WRITTEN PROBLEM: Reproduce the data below verbatim from the line containing "Extract all readable text from this page." through its final line, and produce nothing more.

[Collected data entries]
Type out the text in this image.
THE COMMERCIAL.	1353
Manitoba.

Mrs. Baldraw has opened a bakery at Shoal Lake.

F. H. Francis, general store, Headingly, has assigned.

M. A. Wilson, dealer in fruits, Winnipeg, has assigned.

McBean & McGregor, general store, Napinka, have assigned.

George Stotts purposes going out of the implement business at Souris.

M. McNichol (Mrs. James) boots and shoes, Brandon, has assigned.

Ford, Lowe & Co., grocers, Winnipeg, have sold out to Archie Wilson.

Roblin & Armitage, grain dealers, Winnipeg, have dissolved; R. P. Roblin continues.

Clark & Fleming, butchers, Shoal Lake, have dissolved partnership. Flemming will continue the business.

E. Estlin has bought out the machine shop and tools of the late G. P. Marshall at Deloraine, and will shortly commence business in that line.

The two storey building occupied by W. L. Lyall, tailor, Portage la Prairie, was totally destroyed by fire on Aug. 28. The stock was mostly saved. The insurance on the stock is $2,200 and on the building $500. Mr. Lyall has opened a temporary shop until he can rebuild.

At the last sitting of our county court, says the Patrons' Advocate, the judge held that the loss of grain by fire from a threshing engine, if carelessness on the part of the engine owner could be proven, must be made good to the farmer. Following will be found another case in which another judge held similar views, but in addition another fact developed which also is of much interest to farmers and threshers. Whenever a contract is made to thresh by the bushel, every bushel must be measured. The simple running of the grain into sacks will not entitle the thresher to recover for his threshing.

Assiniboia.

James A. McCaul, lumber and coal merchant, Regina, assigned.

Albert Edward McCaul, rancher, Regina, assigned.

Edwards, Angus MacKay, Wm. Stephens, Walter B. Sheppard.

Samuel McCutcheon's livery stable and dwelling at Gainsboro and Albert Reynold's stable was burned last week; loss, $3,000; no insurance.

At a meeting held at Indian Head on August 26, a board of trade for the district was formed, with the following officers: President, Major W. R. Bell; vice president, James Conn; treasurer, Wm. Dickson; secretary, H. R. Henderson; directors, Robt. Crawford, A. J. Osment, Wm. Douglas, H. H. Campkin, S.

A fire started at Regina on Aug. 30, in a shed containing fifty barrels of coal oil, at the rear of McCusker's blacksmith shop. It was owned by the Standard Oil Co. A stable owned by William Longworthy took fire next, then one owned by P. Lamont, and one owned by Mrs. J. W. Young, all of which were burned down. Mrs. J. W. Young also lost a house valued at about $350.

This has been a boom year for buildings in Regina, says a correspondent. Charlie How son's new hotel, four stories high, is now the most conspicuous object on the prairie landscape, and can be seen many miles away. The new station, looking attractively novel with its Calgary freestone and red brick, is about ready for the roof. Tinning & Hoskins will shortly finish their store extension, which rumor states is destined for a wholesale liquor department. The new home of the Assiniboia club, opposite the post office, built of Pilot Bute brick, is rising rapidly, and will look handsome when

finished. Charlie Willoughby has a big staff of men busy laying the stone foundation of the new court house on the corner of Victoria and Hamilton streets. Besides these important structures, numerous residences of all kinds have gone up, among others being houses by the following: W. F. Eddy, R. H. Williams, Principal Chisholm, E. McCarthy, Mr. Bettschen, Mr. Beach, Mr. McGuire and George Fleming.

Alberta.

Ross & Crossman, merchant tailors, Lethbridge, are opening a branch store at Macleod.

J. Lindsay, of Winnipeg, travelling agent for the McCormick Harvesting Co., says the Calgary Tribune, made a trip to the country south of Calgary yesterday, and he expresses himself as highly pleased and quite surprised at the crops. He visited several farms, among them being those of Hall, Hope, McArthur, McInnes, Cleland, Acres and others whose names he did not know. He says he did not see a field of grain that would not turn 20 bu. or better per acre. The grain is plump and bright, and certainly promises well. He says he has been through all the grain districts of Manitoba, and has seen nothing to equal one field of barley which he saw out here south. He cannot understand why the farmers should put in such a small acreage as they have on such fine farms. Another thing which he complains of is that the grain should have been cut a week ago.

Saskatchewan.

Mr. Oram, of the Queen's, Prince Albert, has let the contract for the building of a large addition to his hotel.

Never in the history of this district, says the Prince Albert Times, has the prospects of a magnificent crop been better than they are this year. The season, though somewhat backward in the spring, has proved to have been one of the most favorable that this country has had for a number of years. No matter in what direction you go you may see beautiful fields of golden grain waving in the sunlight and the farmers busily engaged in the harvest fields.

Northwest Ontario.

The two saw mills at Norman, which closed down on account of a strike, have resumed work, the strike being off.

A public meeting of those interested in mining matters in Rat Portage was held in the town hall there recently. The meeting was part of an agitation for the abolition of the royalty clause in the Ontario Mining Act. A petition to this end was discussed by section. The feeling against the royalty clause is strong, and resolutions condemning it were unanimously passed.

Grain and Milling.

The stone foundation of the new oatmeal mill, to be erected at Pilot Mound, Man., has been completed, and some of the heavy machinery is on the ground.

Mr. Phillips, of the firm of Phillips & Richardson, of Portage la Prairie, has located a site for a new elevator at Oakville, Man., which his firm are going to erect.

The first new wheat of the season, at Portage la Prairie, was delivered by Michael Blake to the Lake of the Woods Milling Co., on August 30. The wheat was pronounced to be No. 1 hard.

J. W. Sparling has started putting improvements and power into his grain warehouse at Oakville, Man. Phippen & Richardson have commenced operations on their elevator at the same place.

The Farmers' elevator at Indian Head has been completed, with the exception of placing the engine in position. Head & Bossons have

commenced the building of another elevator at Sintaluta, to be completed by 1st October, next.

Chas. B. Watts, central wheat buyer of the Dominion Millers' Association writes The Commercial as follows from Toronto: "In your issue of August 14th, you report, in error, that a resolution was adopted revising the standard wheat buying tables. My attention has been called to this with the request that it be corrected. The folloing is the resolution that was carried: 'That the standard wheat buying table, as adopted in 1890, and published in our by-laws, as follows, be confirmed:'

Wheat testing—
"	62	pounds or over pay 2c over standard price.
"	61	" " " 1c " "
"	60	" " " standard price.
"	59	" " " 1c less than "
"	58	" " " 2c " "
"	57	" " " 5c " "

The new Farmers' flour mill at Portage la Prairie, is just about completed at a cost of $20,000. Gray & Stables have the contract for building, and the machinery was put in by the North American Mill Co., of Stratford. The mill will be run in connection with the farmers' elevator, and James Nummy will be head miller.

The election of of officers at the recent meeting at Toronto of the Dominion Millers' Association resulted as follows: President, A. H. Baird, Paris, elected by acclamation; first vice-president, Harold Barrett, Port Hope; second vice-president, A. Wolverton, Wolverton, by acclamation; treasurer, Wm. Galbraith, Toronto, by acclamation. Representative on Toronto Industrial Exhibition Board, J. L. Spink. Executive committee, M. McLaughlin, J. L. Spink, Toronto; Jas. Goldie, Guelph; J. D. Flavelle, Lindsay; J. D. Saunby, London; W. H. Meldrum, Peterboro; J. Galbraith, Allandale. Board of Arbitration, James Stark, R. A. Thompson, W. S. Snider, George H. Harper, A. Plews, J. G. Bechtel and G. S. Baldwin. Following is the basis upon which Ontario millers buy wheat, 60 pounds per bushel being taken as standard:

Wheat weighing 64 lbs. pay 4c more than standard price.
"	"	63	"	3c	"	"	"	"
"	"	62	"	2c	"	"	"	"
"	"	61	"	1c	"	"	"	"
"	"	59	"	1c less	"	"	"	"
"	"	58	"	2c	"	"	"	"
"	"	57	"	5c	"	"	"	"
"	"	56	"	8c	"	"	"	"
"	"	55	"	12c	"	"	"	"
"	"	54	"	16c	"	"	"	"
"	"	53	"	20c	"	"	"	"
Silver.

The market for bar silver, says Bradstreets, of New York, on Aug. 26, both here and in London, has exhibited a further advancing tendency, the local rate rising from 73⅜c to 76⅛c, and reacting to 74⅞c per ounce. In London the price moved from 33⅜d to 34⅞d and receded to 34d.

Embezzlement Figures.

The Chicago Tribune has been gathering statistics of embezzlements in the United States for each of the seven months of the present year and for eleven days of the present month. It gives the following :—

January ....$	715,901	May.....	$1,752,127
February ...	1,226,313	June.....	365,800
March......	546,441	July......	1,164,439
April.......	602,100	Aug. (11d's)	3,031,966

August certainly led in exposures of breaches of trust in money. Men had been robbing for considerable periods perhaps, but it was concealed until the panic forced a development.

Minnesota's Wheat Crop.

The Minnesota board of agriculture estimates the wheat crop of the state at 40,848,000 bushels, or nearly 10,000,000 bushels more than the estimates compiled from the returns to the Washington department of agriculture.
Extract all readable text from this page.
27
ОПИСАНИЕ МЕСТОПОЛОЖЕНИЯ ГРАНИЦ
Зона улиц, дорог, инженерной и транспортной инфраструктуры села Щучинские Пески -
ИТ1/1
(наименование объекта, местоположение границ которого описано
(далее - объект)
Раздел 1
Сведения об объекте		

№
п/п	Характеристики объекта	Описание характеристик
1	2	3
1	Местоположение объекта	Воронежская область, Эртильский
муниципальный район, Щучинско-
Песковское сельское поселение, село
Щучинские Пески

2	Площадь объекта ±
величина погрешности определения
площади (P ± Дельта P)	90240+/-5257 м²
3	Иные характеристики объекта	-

THE RESPONSE:
Extract all readable text from this page.
27
ОПИСАНИЕ МЕСТОПОЛОЖЕНИЯ ГРАНИЦ
Зона улиц, дорог, инженерной и транспортной инфраструктуры села Щучинские Пески -
ИТ1/1
(наименование объекта, местоположение границ которого описано
(далее - объект)
Раздел 1
Сведения об объекте		

№
п/п	Характеристики объекта	Описание характеристик
1	2	3
1	Местоположение объекта	Воронежская область, Эртильский
муниципальный район, Щучинско-
Песковское сельское поселение, село
Щучинские Пески

2	Площадь объекта ±
величина погрешности определения
площади (P ± Дельта P)	90240+/-5257 м²
3	Иные характеристики объекта	-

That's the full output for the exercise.